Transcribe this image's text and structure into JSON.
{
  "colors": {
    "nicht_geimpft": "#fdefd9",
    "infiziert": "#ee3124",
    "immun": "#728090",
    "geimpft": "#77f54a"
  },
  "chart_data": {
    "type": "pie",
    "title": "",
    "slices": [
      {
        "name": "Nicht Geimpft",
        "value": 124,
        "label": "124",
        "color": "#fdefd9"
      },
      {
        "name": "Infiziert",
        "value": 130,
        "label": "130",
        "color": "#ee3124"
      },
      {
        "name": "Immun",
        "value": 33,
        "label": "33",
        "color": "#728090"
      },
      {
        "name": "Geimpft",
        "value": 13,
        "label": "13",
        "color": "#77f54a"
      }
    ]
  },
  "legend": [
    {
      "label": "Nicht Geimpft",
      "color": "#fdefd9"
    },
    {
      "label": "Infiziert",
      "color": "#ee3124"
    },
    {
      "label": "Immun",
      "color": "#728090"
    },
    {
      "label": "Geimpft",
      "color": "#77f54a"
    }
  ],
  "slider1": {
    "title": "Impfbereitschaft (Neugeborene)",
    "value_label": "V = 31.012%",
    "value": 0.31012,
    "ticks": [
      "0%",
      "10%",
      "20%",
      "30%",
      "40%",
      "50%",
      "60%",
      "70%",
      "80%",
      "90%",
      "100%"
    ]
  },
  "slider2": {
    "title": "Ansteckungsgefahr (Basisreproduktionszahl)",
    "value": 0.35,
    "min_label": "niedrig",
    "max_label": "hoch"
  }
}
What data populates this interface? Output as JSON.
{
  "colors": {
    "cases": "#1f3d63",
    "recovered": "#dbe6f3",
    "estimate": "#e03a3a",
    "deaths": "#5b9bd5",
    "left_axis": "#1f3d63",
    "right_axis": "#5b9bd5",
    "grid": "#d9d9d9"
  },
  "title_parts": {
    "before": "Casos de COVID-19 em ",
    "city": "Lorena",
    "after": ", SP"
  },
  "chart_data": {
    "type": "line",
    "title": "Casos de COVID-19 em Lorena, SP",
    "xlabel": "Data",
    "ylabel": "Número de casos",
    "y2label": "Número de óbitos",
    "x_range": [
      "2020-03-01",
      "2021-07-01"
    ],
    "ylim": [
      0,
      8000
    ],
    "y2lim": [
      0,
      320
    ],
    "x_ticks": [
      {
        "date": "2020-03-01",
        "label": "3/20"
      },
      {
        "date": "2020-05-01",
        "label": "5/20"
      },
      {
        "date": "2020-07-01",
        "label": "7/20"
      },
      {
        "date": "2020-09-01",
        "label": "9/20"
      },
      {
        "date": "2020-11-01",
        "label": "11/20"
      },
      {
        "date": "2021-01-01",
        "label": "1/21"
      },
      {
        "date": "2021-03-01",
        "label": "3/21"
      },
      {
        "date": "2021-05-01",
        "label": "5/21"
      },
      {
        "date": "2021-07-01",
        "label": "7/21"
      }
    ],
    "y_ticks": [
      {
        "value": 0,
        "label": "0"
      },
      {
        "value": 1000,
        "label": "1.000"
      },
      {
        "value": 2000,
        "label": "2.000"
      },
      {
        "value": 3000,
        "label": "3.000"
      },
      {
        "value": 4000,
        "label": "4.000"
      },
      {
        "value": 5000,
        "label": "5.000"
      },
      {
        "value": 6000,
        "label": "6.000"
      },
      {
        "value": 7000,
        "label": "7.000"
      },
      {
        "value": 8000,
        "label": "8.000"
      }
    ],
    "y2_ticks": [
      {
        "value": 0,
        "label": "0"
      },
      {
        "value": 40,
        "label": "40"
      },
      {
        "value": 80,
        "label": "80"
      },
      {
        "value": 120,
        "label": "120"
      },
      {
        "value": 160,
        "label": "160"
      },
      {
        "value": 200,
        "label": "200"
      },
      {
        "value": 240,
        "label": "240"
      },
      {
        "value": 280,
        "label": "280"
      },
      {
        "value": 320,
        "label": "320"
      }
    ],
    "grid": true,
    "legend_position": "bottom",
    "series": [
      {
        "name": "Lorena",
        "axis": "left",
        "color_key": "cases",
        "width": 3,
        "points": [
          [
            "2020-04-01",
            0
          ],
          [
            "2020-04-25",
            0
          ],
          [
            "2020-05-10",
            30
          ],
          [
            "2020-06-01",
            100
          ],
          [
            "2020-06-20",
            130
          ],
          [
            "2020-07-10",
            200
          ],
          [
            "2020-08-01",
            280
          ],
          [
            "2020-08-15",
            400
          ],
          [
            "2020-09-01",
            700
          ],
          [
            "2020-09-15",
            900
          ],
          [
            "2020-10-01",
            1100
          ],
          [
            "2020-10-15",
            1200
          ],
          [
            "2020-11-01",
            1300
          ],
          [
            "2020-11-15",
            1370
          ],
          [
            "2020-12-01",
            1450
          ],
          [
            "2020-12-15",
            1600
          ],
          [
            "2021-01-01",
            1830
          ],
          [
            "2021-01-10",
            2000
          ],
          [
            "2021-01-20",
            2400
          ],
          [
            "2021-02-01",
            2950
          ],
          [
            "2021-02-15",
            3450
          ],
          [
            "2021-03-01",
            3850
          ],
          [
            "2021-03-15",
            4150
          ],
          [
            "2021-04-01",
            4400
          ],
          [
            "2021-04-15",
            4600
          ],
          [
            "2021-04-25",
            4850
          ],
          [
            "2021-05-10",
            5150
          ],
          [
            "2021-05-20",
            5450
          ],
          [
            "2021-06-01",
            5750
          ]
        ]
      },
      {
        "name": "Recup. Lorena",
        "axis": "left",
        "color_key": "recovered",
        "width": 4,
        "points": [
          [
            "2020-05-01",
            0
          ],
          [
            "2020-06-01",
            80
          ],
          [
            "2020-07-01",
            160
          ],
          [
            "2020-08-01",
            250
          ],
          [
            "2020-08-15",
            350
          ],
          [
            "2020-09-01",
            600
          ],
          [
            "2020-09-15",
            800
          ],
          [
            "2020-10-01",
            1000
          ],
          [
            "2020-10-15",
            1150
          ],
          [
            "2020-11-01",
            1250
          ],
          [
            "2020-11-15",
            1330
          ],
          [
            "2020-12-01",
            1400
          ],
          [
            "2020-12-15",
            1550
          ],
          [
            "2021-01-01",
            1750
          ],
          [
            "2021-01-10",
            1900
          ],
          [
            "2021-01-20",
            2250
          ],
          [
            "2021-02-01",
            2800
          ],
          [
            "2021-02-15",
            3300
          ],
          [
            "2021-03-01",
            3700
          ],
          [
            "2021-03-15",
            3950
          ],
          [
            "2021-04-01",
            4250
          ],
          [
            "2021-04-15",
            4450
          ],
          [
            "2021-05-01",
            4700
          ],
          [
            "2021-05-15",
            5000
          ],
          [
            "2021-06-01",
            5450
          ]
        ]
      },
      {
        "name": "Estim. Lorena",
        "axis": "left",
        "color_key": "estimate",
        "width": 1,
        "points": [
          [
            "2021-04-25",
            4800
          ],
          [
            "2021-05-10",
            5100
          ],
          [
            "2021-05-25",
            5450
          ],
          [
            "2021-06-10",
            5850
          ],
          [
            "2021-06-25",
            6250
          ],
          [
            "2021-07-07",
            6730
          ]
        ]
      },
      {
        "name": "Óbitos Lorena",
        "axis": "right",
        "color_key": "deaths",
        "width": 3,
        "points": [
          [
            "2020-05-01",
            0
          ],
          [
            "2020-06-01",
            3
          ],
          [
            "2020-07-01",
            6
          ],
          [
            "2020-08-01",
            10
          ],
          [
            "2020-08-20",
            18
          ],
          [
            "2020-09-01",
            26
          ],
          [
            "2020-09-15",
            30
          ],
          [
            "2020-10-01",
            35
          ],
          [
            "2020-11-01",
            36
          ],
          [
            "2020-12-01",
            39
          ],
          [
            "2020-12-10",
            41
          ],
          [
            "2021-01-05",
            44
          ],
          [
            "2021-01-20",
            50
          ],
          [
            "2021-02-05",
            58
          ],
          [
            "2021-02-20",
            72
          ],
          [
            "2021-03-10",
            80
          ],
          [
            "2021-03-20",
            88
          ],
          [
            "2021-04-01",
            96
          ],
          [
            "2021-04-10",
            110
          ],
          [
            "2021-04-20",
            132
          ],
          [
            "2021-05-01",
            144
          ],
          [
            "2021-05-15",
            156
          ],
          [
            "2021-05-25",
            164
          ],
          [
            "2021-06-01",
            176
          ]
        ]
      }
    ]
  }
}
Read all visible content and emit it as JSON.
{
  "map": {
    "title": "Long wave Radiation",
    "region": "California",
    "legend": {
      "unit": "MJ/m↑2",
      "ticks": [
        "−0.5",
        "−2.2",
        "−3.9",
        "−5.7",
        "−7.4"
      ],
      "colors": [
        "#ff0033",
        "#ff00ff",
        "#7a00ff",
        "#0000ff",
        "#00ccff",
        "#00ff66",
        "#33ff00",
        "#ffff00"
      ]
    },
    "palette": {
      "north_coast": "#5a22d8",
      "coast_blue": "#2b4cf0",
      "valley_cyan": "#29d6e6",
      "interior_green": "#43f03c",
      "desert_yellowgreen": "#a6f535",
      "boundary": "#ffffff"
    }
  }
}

------------------------

Among the records above, how many lines carry the string "Lorena"? Reply with the number alone.

6